◆ Task requirements
Write out the material exactly, with the pictures left out.
____________________
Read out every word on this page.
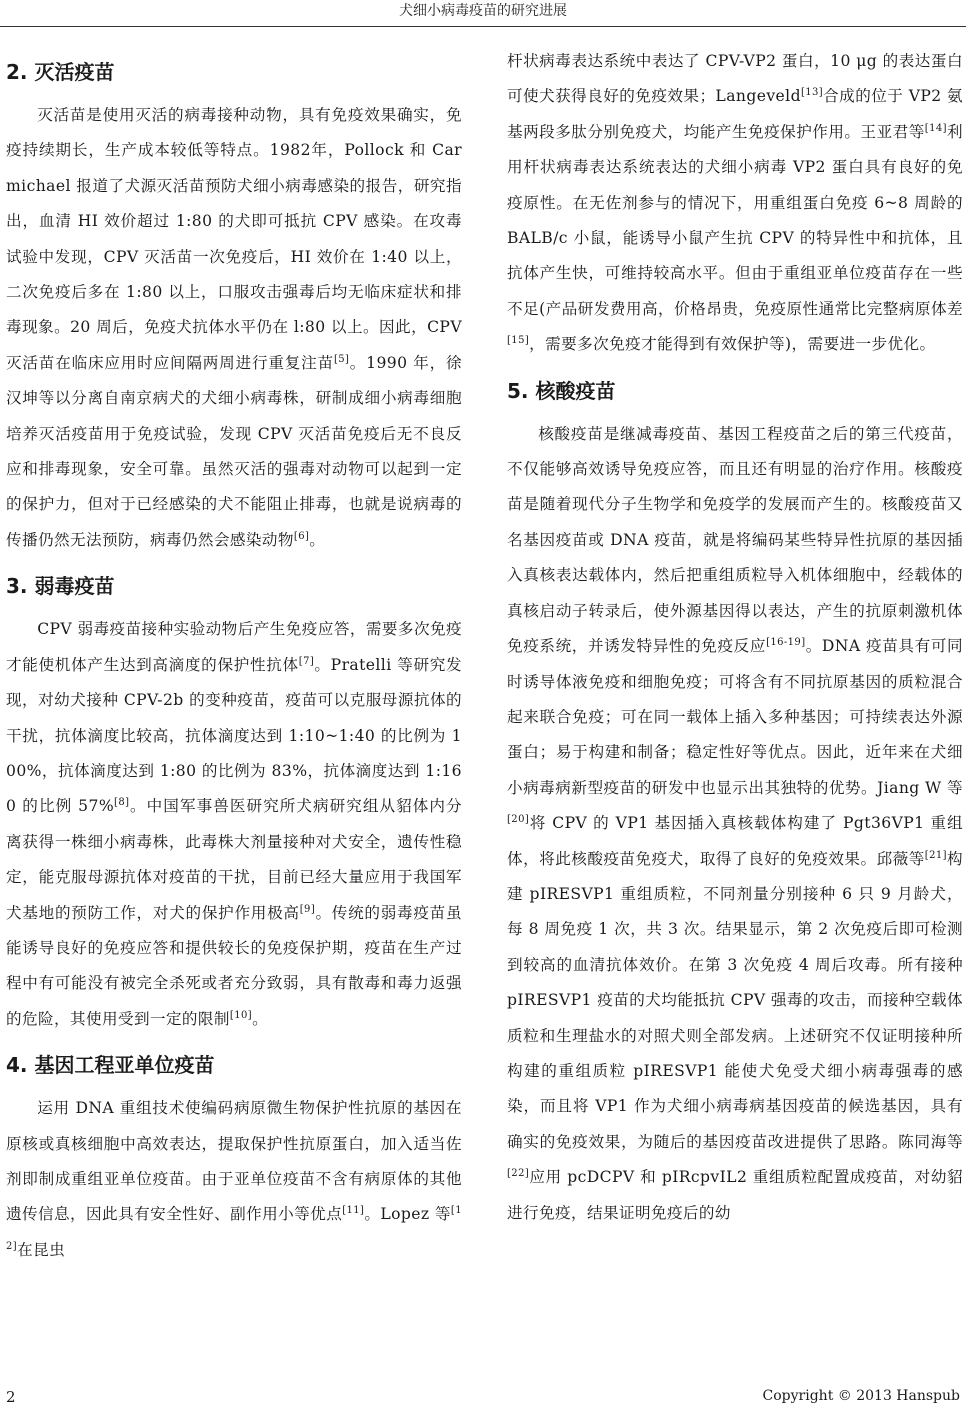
犬细小病毒疫苗的研究进展
2. 灭活疫苗

灭活苗是使用灭活的病毒接种动物，具有免疫效果确实，免疫持续期长，生产成本较低等特点。1982年，Pollock 和 Carmichael 报道了犬源灭活苗预防犬细小病毒感染的报告，研究指出，血清 HI 效价超过 1:80 的犬即可抵抗 CPV 感染。在攻毒试验中发现，CPV 灭活苗一次免疫后，HI 效价在 1:40 以上，二次免疫后多在 1:80 以上，口服攻击强毒后均无临床症状和排毒现象。20 周后，免疫犬抗体水平仍在 l:80 以上。因此，CPV 灭活苗在临床应用时应间隔两周进行重复注苗[5]。1990 年，徐汉坤等以分离自南京病犬的犬细小病毒株，研制成细小病毒细胞培养灭活疫苗用于免疫试验，发现 CPV 灭活苗免疫后无不良反应和排毒现象，安全可靠。虽然灭活的强毒对动物可以起到一定的保护力，但对于已经感染的犬不能阻止排毒，也就是说病毒的传播仍然无法预防，病毒仍然会感染动物[6]。

3. 弱毒疫苗

CPV 弱毒疫苗接种实验动物后产生免疫应答，需要多次免疫才能使机体产生达到高滴度的保护性抗体[7]。Pratelli 等研究发现，对幼犬接种 CPV-2b 的变种疫苗，疫苗可以克服母源抗体的干扰，抗体滴度比较高，抗体滴度达到 1:10~1:40 的比例为 100%，抗体滴度达到 1:80 的比例为 83%，抗体滴度达到 1:160 的比例 57%[8]。中国军事兽医研究所犬病研究组从貂体内分离获得一株细小病毒株，此毒株大剂量接种对犬安全，遗传性稳定，能克服母源抗体对疫苗的干扰，目前已经大量应用于我国军犬基地的预防工作，对犬的保护作用极高[9]。传统的弱毒疫苗虽能诱导良好的免疫应答和提供较长的免疫保护期，疫苗在生产过程中有可能没有被完全杀死或者充分致弱，具有散毒和毒力返强的危险，其使用受到一定的限制[10]。

4. 基因工程亚单位疫苗

运用 DNA 重组技术使编码病原微生物保护性抗原的基因在原核或真核细胞中高效表达，提取保护性抗原蛋白，加入适当佐剂即制成重组亚单位疫苗。由于亚单位疫苗不含有病原体的其他遗传信息，因此具有安全性好、副作用小等优点[11]。Lopez 等[12]在昆虫

杆状病毒表达系统中表达了 CPV-VP2 蛋白，10 μg 的表达蛋白可使犬获得良好的免疫效果；Langeveld[13]合成的位于 VP2 氨基两段多肽分别免疫犬，均能产生免疫保护作用。王亚君等[14]利用杆状病毒表达系统表达的犬细小病毒 VP2 蛋白具有良好的免疫原性。在无佐剂参与的情况下，用重组蛋白免疫 6~8 周龄的 BALB/c 小鼠，能诱导小鼠产生抗 CPV 的特异性中和抗体，且抗体产生快，可维持较高水平。但由于重组亚单位疫苗存在一些不足(产品研发费用高，价格昂贵，免疫原性通常比完整病原体差[15]，需要多次免疫才能得到有效保护等)，需要进一步优化。

5. 核酸疫苗

核酸疫苗是继减毒疫苗、基因工程疫苗之后的第三代疫苗，不仅能够高效诱导免疫应答，而且还有明显的治疗作用。核酸疫苗是随着现代分子生物学和免疫学的发展而产生的。核酸疫苗又名基因疫苗或 DNA 疫苗，就是将编码某些特异性抗原的基因插入真核表达载体内，然后把重组质粒导入机体细胞中，经载体的真核启动子转录后，使外源基因得以表达，产生的抗原刺激机体免疫系统，并诱发特异性的免疫反应[16-19]。DNA 疫苗具有可同时诱导体液免疫和细胞免疫；可将含有不同抗原基因的质粒混合起来联合免疫；可在同一载体上插入多种基因；可持续表达外源蛋白；易于构建和制备；稳定性好等优点。因此，近年来在犬细小病毒病新型疫苗的研发中也显示出其独特的优势。Jiang W 等[20]将 CPV 的 VP1 基因插入真核载体构建了 Pgt36VP1 重组体，将此核酸疫苗免疫犬，取得了良好的免疫效果。邱薇等[21]构建 pIRESVP1 重组质粒，不同剂量分别接种 6 只 9 月龄犬，每 8 周免疫 1 次，共 3 次。结果显示，第 2 次免疫后即可检测到较高的血清抗体效价。在第 3 次免疫 4 周后攻毒。所有接种 pIRESVP1 疫苗的犬均能抵抗 CPV 强毒的攻击，而接种空载体质粒和生理盐水的对照犬则全部发病。上述研究不仅证明接种所构建的重组质粒 pIRESVP1 能使犬免受犬细小病毒强毒的感染，而且将 VP1 作为犬细小病毒病基因疫苗的候选基因，具有确实的免疫效果，为随后的基因疫苗改进提供了思路。陈同海等[22]应用 pcDCPV 和 pIRcpvIL2 重组质粒配置成疫苗，对幼貂进行免疫，结果证明免疫后的幼

2	Copyright © 2013 Hanspub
____________________
◆ Exercise answer
Read out every word on this page.
犬细小病毒疫苗的研究进展
2. 灭活疫苗

灭活苗是使用灭活的病毒接种动物，具有免疫效果确实，免疫持续期长，生产成本较低等特点。1982年，Pollock 和 Carmichael 报道了犬源灭活苗预防犬细小病毒感染的报告，研究指出，血清 HI 效价超过 1:80 的犬即可抵抗 CPV 感染。在攻毒试验中发现，CPV 灭活苗一次免疫后，HI 效价在 1:40 以上，二次免疫后多在 1:80 以上，口服攻击强毒后均无临床症状和排毒现象。20 周后，免疫犬抗体水平仍在 l:80 以上。因此，CPV 灭活苗在临床应用时应间隔两周进行重复注苗[5]。1990 年，徐汉坤等以分离自南京病犬的犬细小病毒株，研制成细小病毒细胞培养灭活疫苗用于免疫试验，发现 CPV 灭活苗免疫后无不良反应和排毒现象，安全可靠。虽然灭活的强毒对动物可以起到一定的保护力，但对于已经感染的犬不能阻止排毒，也就是说病毒的传播仍然无法预防，病毒仍然会感染动物[6]。

3. 弱毒疫苗

CPV 弱毒疫苗接种实验动物后产生免疫应答，需要多次免疫才能使机体产生达到高滴度的保护性抗体[7]。Pratelli 等研究发现，对幼犬接种 CPV-2b 的变种疫苗，疫苗可以克服母源抗体的干扰，抗体滴度比较高，抗体滴度达到 1:10~1:40 的比例为 100%，抗体滴度达到 1:80 的比例为 83%，抗体滴度达到 1:160 的比例 57%[8]。中国军事兽医研究所犬病研究组从貂体内分离获得一株细小病毒株，此毒株大剂量接种对犬安全，遗传性稳定，能克服母源抗体对疫苗的干扰，目前已经大量应用于我国军犬基地的预防工作，对犬的保护作用极高[9]。传统的弱毒疫苗虽能诱导良好的免疫应答和提供较长的免疫保护期，疫苗在生产过程中有可能没有被完全杀死或者充分致弱，具有散毒和毒力返强的危险，其使用受到一定的限制[10]。

4. 基因工程亚单位疫苗

运用 DNA 重组技术使编码病原微生物保护性抗原的基因在原核或真核细胞中高效表达，提取保护性抗原蛋白，加入适当佐剂即制成重组亚单位疫苗。由于亚单位疫苗不含有病原体的其他遗传信息，因此具有安全性好、副作用小等优点[11]。Lopez 等[12]在昆虫

杆状病毒表达系统中表达了 CPV-VP2 蛋白，10 μg 的表达蛋白可使犬获得良好的免疫效果；Langeveld[13]合成的位于 VP2 氨基两段多肽分别免疫犬，均能产生免疫保护作用。王亚君等[14]利用杆状病毒表达系统表达的犬细小病毒 VP2 蛋白具有良好的免疫原性。在无佐剂参与的情况下，用重组蛋白免疫 6~8 周龄的 BALB/c 小鼠，能诱导小鼠产生抗 CPV 的特异性中和抗体，且抗体产生快，可维持较高水平。但由于重组亚单位疫苗存在一些不足(产品研发费用高，价格昂贵，免疫原性通常比完整病原体差[15]，需要多次免疫才能得到有效保护等)，需要进一步优化。

5. 核酸疫苗

核酸疫苗是继减毒疫苗、基因工程疫苗之后的第三代疫苗，不仅能够高效诱导免疫应答，而且还有明显的治疗作用。核酸疫苗是随着现代分子生物学和免疫学的发展而产生的。核酸疫苗又名基因疫苗或 DNA 疫苗，就是将编码某些特异性抗原的基因插入真核表达载体内，然后把重组质粒导入机体细胞中，经载体的真核启动子转录后，使外源基因得以表达，产生的抗原刺激机体免疫系统，并诱发特异性的免疫反应[16-19]。DNA 疫苗具有可同时诱导体液免疫和细胞免疫；可将含有不同抗原基因的质粒混合起来联合免疫；可在同一载体上插入多种基因；可持续表达外源蛋白；易于构建和制备；稳定性好等优点。因此，近年来在犬细小病毒病新型疫苗的研发中也显示出其独特的优势。Jiang W 等[20]将 CPV 的 VP1 基因插入真核载体构建了 Pgt36VP1 重组体，将此核酸疫苗免疫犬，取得了良好的免疫效果。邱薇等[21]构建 pIRESVP1 重组质粒，不同剂量分别接种 6 只 9 月龄犬，每 8 周免疫 1 次，共 3 次。结果显示，第 2 次免疫后即可检测到较高的血清抗体效价。在第 3 次免疫 4 周后攻毒。所有接种 pIRESVP1 疫苗的犬均能抵抗 CPV 强毒的攻击，而接种空载体质粒和生理盐水的对照犬则全部发病。上述研究不仅证明接种所构建的重组质粒 pIRESVP1 能使犬免受犬细小病毒强毒的感染，而且将 VP1 作为犬细小病毒病基因疫苗的候选基因，具有确实的免疫效果，为随后的基因疫苗改进提供了思路。陈同海等[22]应用 pcDCPV 和 pIRcpvIL2 重组质粒配置成疫苗，对幼貂进行免疫，结果证明免疫后的幼

2	Copyright © 2013 Hanspub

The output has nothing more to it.